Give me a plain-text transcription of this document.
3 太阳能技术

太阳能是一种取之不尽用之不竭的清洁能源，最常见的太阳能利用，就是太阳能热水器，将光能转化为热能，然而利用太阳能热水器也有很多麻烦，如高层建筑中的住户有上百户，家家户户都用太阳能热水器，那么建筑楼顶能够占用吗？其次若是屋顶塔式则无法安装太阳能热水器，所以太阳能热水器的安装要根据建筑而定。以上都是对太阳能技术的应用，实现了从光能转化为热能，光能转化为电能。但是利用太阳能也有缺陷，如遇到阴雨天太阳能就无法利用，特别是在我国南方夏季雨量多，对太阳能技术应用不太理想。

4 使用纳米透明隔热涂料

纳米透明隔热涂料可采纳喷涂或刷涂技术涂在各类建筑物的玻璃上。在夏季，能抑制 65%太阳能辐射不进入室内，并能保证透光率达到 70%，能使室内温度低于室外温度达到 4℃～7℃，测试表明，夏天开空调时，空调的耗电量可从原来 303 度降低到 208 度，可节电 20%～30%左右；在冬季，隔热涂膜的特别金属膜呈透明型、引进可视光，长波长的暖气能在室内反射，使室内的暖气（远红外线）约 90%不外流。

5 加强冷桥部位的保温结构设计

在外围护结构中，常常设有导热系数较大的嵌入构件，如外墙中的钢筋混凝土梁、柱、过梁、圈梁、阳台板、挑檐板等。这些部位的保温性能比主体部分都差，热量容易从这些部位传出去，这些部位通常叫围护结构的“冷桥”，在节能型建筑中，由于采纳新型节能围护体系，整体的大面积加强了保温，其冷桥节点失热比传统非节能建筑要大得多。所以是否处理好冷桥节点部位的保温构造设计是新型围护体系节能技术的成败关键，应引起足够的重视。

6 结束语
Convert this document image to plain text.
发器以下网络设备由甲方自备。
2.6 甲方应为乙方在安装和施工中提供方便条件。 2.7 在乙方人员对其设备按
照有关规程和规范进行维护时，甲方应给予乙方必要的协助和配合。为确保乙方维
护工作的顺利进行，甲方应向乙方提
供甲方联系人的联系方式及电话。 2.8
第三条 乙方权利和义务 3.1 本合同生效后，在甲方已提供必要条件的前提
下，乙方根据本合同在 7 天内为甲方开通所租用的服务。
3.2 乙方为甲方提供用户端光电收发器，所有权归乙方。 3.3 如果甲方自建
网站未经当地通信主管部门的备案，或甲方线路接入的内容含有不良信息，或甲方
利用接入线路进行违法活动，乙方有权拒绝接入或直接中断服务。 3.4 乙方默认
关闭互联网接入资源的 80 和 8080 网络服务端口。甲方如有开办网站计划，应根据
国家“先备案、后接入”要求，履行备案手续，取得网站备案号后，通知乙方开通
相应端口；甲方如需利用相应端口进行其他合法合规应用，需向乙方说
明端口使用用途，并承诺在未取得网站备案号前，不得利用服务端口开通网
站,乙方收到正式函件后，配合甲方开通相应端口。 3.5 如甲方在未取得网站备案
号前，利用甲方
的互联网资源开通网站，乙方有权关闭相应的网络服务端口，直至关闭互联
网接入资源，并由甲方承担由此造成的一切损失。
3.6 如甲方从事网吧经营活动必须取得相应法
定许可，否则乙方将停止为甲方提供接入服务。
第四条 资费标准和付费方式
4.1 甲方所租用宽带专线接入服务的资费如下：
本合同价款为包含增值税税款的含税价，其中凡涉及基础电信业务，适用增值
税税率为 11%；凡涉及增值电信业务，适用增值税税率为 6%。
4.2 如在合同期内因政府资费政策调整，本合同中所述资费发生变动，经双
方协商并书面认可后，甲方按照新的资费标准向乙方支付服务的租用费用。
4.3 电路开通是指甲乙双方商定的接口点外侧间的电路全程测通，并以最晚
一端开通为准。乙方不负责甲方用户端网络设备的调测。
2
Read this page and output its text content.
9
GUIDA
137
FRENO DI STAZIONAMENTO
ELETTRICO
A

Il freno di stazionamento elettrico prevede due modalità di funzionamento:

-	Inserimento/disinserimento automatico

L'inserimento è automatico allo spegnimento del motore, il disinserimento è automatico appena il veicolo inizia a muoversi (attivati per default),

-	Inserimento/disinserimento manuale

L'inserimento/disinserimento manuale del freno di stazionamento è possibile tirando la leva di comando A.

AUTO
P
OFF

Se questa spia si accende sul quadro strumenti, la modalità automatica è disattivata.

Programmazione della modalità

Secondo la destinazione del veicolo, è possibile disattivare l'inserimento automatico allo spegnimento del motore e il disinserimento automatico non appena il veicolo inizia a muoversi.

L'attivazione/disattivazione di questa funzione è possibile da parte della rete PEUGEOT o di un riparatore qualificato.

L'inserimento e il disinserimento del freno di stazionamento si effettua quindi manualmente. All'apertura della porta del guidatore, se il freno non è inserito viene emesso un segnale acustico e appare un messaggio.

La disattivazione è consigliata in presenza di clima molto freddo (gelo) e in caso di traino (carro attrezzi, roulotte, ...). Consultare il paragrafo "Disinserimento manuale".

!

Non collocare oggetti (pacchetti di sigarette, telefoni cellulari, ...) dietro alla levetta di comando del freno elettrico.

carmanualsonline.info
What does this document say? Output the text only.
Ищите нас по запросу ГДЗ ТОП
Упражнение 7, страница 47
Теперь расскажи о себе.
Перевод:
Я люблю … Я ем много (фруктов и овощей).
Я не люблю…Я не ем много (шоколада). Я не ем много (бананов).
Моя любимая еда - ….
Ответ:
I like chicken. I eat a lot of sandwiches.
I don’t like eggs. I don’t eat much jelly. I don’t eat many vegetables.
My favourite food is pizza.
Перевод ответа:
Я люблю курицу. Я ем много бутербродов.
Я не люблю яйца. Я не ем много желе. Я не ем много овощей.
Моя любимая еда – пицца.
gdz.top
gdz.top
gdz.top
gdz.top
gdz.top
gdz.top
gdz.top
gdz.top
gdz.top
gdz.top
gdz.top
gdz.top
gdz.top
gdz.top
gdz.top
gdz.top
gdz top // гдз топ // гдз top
-------------------------
§ GIVEN TASK
Write out the data again, exactly and in full.

§ RESULT OF THIS TASK
Give me a plain-text transcription of this document.
3 太阳能技术

太阳能是一种取之不尽用之不竭的清洁能源，最常见的太阳能利用，就是太阳能热水器，将光能转化为热能，然而利用太阳能热水器也有很多麻烦，如高层建筑中的住户有上百户，家家户户都用太阳能热水器，那么建筑楼顶能够占用吗？其次若是屋顶塔式则无法安装太阳能热水器，所以太阳能热水器的安装要根据建筑而定。以上都是对太阳能技术的应用，实现了从光能转化为热能，光能转化为电能。但是利用太阳能也有缺陷，如遇到阴雨天太阳能就无法利用，特别是在我国南方夏季雨量多，对太阳能技术应用不太理想。

4 使用纳米透明隔热涂料

纳米透明隔热涂料可采纳喷涂或刷涂技术涂在各类建筑物的玻璃上。在夏季，能抑制 65%太阳能辐射不进入室内，并能保证透光率达到 70%，能使室内温度低于室外温度达到 4℃～7℃，测试表明，夏天开空调时，空调的耗电量可从原来 303 度降低到 208 度，可节电 20%～30%左右；在冬季，隔热涂膜的特别金属膜呈透明型、引进可视光，长波长的暖气能在室内反射，使室内的暖气（远红外线）约 90%不外流。

5 加强冷桥部位的保温结构设计

在外围护结构中，常常设有导热系数较大的嵌入构件，如外墙中的钢筋混凝土梁、柱、过梁、圈梁、阳台板、挑檐板等。这些部位的保温性能比主体部分都差，热量容易从这些部位传出去，这些部位通常叫围护结构的“冷桥”，在节能型建筑中，由于采纳新型节能围护体系，整体的大面积加强了保温，其冷桥节点失热比传统非节能建筑要大得多。所以是否处理好冷桥节点部位的保温构造设计是新型围护体系节能技术的成败关键，应引起足够的重视。

6 结束语
Convert this document image to plain text.
发器以下网络设备由甲方自备。
2.6 甲方应为乙方在安装和施工中提供方便条件。 2.7 在乙方人员对其设备按
照有关规程和规范进行维护时，甲方应给予乙方必要的协助和配合。为确保乙方维
护工作的顺利进行，甲方应向乙方提
供甲方联系人的联系方式及电话。 2.8
第三条 乙方权利和义务 3.1 本合同生效后，在甲方已提供必要条件的前提
下，乙方根据本合同在 7 天内为甲方开通所租用的服务。
3.2 乙方为甲方提供用户端光电收发器，所有权归乙方。 3.3 如果甲方自建
网站未经当地通信主管部门的备案，或甲方线路接入的内容含有不良信息，或甲方
利用接入线路进行违法活动，乙方有权拒绝接入或直接中断服务。 3.4 乙方默认
关闭互联网接入资源的 80 和 8080 网络服务端口。甲方如有开办网站计划，应根据
国家“先备案、后接入”要求，履行备案手续，取得网站备案号后，通知乙方开通
相应端口；甲方如需利用相应端口进行其他合法合规应用，需向乙方说
明端口使用用途，并承诺在未取得网站备案号前，不得利用服务端口开通网
站,乙方收到正式函件后，配合甲方开通相应端口。 3.5 如甲方在未取得网站备案
号前，利用甲方
的互联网资源开通网站，乙方有权关闭相应的网络服务端口，直至关闭互联
网接入资源，并由甲方承担由此造成的一切损失。
3.6 如甲方从事网吧经营活动必须取得相应法
定许可，否则乙方将停止为甲方提供接入服务。
第四条 资费标准和付费方式
4.1 甲方所租用宽带专线接入服务的资费如下：
本合同价款为包含增值税税款的含税价，其中凡涉及基础电信业务，适用增值
税税率为 11%；凡涉及增值电信业务，适用增值税税率为 6%。
4.2 如在合同期内因政府资费政策调整，本合同中所述资费发生变动，经双
方协商并书面认可后，甲方按照新的资费标准向乙方支付服务的租用费用。
4.3 电路开通是指甲乙双方商定的接口点外侧间的电路全程测通，并以最晚
一端开通为准。乙方不负责甲方用户端网络设备的调测。
2
Read this page and output its text content.
9
GUIDA
137
FRENO DI STAZIONAMENTO
ELETTRICO
A

Il freno di stazionamento elettrico prevede due modalità di funzionamento:

-	Inserimento/disinserimento automatico

L'inserimento è automatico allo spegnimento del motore, il disinserimento è automatico appena il veicolo inizia a muoversi (attivati per default),

-	Inserimento/disinserimento manuale

L'inserimento/disinserimento manuale del freno di stazionamento è possibile tirando la leva di comando A.

AUTO
P
OFF

Se questa spia si accende sul quadro strumenti, la modalità automatica è disattivata.

Programmazione della modalità

Secondo la destinazione del veicolo, è possibile disattivare l'inserimento automatico allo spegnimento del motore e il disinserimento automatico non appena il veicolo inizia a muoversi.

L'attivazione/disattivazione di questa funzione è possibile da parte della rete PEUGEOT o di un riparatore qualificato.

L'inserimento e il disinserimento del freno di stazionamento si effettua quindi manualmente. All'apertura della porta del guidatore, se il freno non è inserito viene emesso un segnale acustico e appare un messaggio.

La disattivazione è consigliata in presenza di clima molto freddo (gelo) e in caso di traino (carro attrezzi, roulotte, ...). Consultare il paragrafo "Disinserimento manuale".

!

Non collocare oggetti (pacchetti di sigarette, telefoni cellulari, ...) dietro alla levetta di comando del freno elettrico.

carmanualsonline.info
What does this document say? Output the text only.
Ищите нас по запросу ГДЗ ТОП
Упражнение 7, страница 47
Теперь расскажи о себе.
Перевод:
Я люблю … Я ем много (фруктов и овощей).
Я не люблю…Я не ем много (шоколада). Я не ем много (бананов).
Моя любимая еда - ….
Ответ:
I like chicken. I eat a lot of sandwiches.
I don’t like eggs. I don’t eat much jelly. I don’t eat many vegetables.
My favourite food is pizza.
Перевод ответа:
Я люблю курицу. Я ем много бутербродов.
Я не люблю яйца. Я не ем много желе. Я не ем много овощей.
Моя любимая еда – пицца.
gdz.top
gdz.top
gdz.top
gdz.top
gdz.top
gdz.top
gdz.top
gdz.top
gdz.top
gdz.top
gdz.top
gdz.top
gdz.top
gdz.top
gdz.top
gdz.top
gdz top // гдз топ // гдз top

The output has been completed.